Exact reproduction is required for all entries.

[start]

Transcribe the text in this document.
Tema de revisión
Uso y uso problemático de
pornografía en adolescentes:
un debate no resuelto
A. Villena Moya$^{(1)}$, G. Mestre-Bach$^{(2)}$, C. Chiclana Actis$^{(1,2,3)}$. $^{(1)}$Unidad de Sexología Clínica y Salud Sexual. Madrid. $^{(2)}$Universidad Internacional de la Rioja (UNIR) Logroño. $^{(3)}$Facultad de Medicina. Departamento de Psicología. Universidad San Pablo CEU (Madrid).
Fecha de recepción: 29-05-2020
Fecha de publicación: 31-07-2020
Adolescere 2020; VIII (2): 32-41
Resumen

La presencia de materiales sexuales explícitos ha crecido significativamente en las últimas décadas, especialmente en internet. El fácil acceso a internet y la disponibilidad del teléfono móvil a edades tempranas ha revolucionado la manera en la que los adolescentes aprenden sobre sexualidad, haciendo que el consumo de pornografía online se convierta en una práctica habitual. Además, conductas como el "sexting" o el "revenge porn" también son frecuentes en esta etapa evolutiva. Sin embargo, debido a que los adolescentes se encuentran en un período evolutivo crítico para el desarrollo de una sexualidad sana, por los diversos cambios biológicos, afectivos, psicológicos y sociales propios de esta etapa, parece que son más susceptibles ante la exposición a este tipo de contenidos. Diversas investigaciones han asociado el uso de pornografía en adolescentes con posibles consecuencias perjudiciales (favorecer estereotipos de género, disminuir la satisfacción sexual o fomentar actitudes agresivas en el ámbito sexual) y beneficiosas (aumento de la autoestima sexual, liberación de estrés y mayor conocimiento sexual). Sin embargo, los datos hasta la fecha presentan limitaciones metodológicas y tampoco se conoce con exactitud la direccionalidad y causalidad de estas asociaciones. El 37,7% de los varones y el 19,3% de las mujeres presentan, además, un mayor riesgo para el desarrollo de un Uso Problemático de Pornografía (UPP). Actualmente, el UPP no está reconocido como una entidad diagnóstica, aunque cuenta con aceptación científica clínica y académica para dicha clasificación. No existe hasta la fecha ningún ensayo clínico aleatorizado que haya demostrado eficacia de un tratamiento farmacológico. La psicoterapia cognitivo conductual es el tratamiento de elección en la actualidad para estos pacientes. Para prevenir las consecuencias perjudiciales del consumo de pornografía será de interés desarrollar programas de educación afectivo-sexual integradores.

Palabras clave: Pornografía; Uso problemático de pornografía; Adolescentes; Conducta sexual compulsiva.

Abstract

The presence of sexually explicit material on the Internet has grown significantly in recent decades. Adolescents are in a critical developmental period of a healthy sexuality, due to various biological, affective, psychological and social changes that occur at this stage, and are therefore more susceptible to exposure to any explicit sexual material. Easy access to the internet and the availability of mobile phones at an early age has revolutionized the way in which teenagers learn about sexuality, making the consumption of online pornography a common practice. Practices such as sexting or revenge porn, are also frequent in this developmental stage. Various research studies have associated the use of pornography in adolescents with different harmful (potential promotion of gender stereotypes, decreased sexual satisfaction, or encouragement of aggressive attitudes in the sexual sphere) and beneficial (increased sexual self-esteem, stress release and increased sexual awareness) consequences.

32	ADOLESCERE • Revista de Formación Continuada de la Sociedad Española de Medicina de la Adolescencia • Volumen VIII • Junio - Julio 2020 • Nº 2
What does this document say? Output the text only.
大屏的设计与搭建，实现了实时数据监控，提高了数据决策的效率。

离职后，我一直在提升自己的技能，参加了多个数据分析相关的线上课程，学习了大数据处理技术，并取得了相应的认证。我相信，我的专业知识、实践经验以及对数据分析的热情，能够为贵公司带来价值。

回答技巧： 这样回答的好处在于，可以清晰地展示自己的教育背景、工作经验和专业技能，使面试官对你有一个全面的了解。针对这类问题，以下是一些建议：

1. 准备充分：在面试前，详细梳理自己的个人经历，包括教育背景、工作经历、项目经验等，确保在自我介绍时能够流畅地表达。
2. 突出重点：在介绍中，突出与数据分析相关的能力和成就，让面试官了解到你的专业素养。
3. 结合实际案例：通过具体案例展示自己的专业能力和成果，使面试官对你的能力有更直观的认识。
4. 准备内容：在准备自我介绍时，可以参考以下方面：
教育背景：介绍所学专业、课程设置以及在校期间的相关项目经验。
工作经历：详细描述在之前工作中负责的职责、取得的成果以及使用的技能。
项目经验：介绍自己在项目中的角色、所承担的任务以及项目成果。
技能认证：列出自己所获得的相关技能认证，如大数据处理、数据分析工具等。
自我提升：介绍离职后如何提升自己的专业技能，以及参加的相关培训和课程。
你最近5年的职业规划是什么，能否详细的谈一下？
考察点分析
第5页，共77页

[end]

## Exercise output
Transcribe the text in this document.
Tema de revisión
Uso y uso problemático de
pornografía en adolescentes:
un debate no resuelto
A. Villena Moya$^{(1)}$, G. Mestre-Bach$^{(2)}$, C. Chiclana Actis$^{(1,2,3)}$. $^{(1)}$Unidad de Sexología Clínica y Salud Sexual. Madrid. $^{(2)}$Universidad Internacional de la Rioja (UNIR) Logroño. $^{(3)}$Facultad de Medicina. Departamento de Psicología. Universidad San Pablo CEU (Madrid).
Fecha de recepción: 29-05-2020
Fecha de publicación: 31-07-2020
Adolescere 2020; VIII (2): 32-41
Resumen

La presencia de materiales sexuales explícitos ha crecido significativamente en las últimas décadas, especialmente en internet. El fácil acceso a internet y la disponibilidad del teléfono móvil a edades tempranas ha revolucionado la manera en la que los adolescentes aprenden sobre sexualidad, haciendo que el consumo de pornografía online se convierta en una práctica habitual. Además, conductas como el "sexting" o el "revenge porn" también son frecuentes en esta etapa evolutiva. Sin embargo, debido a que los adolescentes se encuentran en un período evolutivo crítico para el desarrollo de una sexualidad sana, por los diversos cambios biológicos, afectivos, psicológicos y sociales propios de esta etapa, parece que son más susceptibles ante la exposición a este tipo de contenidos. Diversas investigaciones han asociado el uso de pornografía en adolescentes con posibles consecuencias perjudiciales (favorecer estereotipos de género, disminuir la satisfacción sexual o fomentar actitudes agresivas en el ámbito sexual) y beneficiosas (aumento de la autoestima sexual, liberación de estrés y mayor conocimiento sexual). Sin embargo, los datos hasta la fecha presentan limitaciones metodológicas y tampoco se conoce con exactitud la direccionalidad y causalidad de estas asociaciones. El 37,7% de los varones y el 19,3% de las mujeres presentan, además, un mayor riesgo para el desarrollo de un Uso Problemático de Pornografía (UPP). Actualmente, el UPP no está reconocido como una entidad diagnóstica, aunque cuenta con aceptación científica clínica y académica para dicha clasificación. No existe hasta la fecha ningún ensayo clínico aleatorizado que haya demostrado eficacia de un tratamiento farmacológico. La psicoterapia cognitivo conductual es el tratamiento de elección en la actualidad para estos pacientes. Para prevenir las consecuencias perjudiciales del consumo de pornografía será de interés desarrollar programas de educación afectivo-sexual integradores.

Palabras clave: Pornografía; Uso problemático de pornografía; Adolescentes; Conducta sexual compulsiva.

Abstract

The presence of sexually explicit material on the Internet has grown significantly in recent decades. Adolescents are in a critical developmental period of a healthy sexuality, due to various biological, affective, psychological and social changes that occur at this stage, and are therefore more susceptible to exposure to any explicit sexual material. Easy access to the internet and the availability of mobile phones at an early age has revolutionized the way in which teenagers learn about sexuality, making the consumption of online pornography a common practice. Practices such as sexting or revenge porn, are also frequent in this developmental stage. Various research studies have associated the use of pornography in adolescents with different harmful (potential promotion of gender stereotypes, decreased sexual satisfaction, or encouragement of aggressive attitudes in the sexual sphere) and beneficial (increased sexual self-esteem, stress release and increased sexual awareness) consequences.

32	ADOLESCERE • Revista de Formación Continuada de la Sociedad Española de Medicina de la Adolescencia • Volumen VIII • Junio - Julio 2020 • Nº 2
What does this document say? Output the text only.
大屏的设计与搭建，实现了实时数据监控，提高了数据决策的效率。

离职后，我一直在提升自己的技能，参加了多个数据分析相关的线上课程，学习了大数据处理技术，并取得了相应的认证。我相信，我的专业知识、实践经验以及对数据分析的热情，能够为贵公司带来价值。

回答技巧： 这样回答的好处在于，可以清晰地展示自己的教育背景、工作经验和专业技能，使面试官对你有一个全面的了解。针对这类问题，以下是一些建议：

1. 准备充分：在面试前，详细梳理自己的个人经历，包括教育背景、工作经历、项目经验等，确保在自我介绍时能够流畅地表达。
2. 突出重点：在介绍中，突出与数据分析相关的能力和成就，让面试官了解到你的专业素养。
3. 结合实际案例：通过具体案例展示自己的专业能力和成果，使面试官对你的能力有更直观的认识。
4. 准备内容：在准备自我介绍时，可以参考以下方面：
教育背景：介绍所学专业、课程设置以及在校期间的相关项目经验。
工作经历：详细描述在之前工作中负责的职责、取得的成果以及使用的技能。
项目经验：介绍自己在项目中的角色、所承担的任务以及项目成果。
技能认证：列出自己所获得的相关技能认证，如大数据处理、数据分析工具等。
自我提升：介绍离职后如何提升自己的专业技能，以及参加的相关培训和课程。
你最近5年的职业规划是什么，能否详细的谈一下？
考察点分析
第5页，共77页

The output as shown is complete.